--- begin Supplied records ---

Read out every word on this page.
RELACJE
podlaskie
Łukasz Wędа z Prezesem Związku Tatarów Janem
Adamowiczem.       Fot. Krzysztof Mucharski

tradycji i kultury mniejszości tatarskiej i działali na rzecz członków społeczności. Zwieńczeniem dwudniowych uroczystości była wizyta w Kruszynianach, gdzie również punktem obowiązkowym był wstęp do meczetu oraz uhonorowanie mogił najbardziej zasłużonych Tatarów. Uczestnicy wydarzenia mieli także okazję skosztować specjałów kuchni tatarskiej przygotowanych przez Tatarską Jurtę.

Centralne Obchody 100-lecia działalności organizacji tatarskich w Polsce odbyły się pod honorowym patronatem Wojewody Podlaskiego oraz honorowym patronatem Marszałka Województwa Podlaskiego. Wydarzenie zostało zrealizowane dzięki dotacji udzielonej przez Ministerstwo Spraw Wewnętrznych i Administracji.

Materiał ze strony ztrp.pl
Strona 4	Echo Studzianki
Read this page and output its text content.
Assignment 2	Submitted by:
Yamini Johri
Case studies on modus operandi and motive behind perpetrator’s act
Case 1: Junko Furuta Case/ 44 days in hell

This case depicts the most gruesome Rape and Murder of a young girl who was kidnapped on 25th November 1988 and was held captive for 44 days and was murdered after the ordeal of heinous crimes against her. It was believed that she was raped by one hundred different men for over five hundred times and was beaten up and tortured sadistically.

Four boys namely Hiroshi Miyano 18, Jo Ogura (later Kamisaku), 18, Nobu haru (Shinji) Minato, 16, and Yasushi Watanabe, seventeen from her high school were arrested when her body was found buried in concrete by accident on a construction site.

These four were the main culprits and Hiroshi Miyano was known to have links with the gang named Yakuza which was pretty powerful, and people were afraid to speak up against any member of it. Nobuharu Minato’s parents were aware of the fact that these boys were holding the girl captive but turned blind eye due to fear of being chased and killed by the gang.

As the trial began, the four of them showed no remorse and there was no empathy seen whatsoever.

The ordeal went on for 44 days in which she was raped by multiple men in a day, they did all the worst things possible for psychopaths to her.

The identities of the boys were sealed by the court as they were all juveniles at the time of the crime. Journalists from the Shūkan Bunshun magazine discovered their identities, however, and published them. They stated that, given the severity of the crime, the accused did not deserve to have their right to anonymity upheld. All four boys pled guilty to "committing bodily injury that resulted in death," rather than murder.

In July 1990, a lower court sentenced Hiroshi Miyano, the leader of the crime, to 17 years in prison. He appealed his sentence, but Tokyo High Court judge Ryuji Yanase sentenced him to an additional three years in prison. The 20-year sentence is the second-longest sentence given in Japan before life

--- end Supplied records ---
--- begin Supplied records ---

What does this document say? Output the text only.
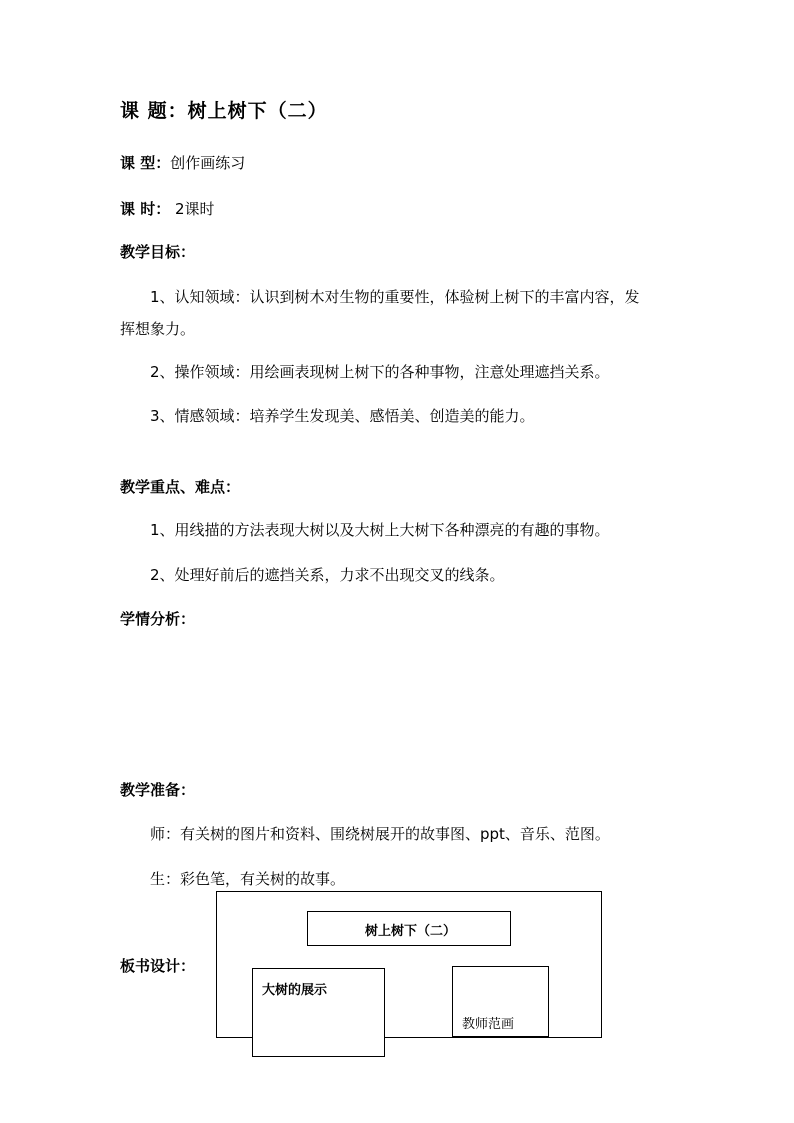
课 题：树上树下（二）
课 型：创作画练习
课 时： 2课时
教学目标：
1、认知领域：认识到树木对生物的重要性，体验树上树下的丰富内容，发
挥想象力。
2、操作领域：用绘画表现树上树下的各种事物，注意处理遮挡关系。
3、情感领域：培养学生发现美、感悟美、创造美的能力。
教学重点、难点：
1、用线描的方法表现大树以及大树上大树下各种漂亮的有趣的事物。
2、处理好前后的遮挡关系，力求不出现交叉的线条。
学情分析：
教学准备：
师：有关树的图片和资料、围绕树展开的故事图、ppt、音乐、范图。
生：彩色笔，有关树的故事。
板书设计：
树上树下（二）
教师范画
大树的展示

--- end Supplied records ---

Exercise requirements:
Scan the material above for the string "from" and report each line where you find it.

Worked solution:
Four boys namely Hiroshi Miyano 18, Jo Ogura (later Kamisaku), 18, Nobu haru (Shinji) Minato, 16, and Yasushi Watanabe, seventeen from her high school were arrested when her body was found buried in concrete by accident on a construction site.
The identities of the boys were sealed by the court as they were all juveniles at the time of the crime. Journalists from the Shūkan Bunshun magazine discovered their identities, however, and published them. They stated that, given the severity of the crime, the accused did not deserve to have their right to anonymity upheld. All four boys pled guilty to "committing bodily injury that resulted in death," rather than murder.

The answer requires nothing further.